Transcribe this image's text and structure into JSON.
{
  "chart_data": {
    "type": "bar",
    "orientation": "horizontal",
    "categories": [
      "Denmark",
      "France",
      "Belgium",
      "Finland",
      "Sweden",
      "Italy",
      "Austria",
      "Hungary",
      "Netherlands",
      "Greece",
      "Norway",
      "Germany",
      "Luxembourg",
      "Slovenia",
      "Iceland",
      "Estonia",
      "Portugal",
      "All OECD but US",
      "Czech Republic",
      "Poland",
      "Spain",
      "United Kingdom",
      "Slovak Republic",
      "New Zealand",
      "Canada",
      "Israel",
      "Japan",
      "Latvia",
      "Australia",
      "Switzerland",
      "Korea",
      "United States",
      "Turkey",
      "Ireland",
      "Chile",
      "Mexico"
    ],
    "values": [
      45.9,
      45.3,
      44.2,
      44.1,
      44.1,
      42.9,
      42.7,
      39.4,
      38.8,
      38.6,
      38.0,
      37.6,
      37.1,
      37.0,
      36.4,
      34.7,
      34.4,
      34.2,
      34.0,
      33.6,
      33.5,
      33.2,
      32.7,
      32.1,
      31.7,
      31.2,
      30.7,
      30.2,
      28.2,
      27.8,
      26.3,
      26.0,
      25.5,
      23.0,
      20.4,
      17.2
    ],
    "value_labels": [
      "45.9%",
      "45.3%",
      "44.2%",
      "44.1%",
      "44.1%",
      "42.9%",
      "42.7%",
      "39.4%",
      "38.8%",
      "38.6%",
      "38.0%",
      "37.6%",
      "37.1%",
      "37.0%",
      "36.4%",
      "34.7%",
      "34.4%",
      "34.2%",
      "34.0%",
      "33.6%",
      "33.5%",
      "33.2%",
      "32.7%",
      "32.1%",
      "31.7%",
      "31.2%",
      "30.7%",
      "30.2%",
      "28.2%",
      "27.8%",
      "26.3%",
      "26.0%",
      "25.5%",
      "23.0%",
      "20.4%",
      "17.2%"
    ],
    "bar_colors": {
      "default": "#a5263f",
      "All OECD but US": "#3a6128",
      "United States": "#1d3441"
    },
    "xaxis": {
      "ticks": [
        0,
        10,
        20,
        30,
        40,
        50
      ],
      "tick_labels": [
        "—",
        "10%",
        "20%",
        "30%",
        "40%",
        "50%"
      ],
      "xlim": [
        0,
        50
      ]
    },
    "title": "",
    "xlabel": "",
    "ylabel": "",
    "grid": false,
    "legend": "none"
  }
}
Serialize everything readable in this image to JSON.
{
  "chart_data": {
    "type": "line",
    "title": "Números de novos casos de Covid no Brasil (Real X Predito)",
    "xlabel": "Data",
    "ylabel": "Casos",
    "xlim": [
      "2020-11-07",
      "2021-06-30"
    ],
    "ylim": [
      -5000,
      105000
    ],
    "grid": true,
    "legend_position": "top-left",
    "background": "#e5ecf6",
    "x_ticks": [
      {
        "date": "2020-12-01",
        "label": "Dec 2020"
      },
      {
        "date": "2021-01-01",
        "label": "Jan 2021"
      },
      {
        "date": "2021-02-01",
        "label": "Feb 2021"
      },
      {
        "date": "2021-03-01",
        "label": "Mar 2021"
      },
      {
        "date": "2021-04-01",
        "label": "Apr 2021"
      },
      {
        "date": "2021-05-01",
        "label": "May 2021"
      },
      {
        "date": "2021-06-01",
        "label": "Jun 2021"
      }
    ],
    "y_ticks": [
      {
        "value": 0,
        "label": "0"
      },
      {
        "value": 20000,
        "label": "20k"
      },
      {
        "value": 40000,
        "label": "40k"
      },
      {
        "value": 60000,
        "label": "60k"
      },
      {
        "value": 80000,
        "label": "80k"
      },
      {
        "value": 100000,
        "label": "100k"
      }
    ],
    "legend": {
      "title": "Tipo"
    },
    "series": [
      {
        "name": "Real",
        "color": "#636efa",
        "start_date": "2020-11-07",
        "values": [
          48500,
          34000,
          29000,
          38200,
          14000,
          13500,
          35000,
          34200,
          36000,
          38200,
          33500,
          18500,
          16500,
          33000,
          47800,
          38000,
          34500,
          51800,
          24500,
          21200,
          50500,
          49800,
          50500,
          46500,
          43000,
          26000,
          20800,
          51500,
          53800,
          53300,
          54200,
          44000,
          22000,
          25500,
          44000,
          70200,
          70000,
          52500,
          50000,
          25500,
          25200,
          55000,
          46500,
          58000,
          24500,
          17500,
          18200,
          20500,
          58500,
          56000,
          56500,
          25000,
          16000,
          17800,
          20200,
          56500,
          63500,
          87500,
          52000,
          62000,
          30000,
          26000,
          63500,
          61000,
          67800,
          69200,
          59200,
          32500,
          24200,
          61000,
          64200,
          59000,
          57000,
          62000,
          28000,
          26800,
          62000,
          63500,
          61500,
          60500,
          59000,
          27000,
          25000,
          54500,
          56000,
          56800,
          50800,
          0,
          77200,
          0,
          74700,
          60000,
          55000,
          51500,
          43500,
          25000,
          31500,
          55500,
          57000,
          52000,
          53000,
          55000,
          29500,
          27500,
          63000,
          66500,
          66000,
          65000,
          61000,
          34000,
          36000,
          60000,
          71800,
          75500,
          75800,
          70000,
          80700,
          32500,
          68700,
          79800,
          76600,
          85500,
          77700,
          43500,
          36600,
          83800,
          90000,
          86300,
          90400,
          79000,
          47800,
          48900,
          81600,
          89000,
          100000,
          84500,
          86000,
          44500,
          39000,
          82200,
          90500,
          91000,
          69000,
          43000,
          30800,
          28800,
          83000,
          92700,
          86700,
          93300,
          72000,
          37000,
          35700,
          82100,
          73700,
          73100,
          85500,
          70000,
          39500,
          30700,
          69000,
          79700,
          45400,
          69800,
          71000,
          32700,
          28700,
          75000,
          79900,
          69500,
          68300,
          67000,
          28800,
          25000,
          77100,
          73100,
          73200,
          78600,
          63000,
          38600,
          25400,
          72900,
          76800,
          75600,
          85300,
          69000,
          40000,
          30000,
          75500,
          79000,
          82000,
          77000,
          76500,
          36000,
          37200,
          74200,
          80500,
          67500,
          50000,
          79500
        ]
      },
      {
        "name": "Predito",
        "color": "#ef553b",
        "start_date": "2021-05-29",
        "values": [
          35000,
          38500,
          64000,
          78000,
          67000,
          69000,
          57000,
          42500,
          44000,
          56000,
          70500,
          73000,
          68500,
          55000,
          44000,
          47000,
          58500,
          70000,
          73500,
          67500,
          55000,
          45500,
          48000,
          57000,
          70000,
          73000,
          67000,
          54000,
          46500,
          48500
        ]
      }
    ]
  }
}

________________________________________

* **Short problem**
Each line in the data that holds the string "United" should be found and copied.

* **Reply to the exercise**
      "United Kingdom",
      "United States",
      "United States": "#1d3441"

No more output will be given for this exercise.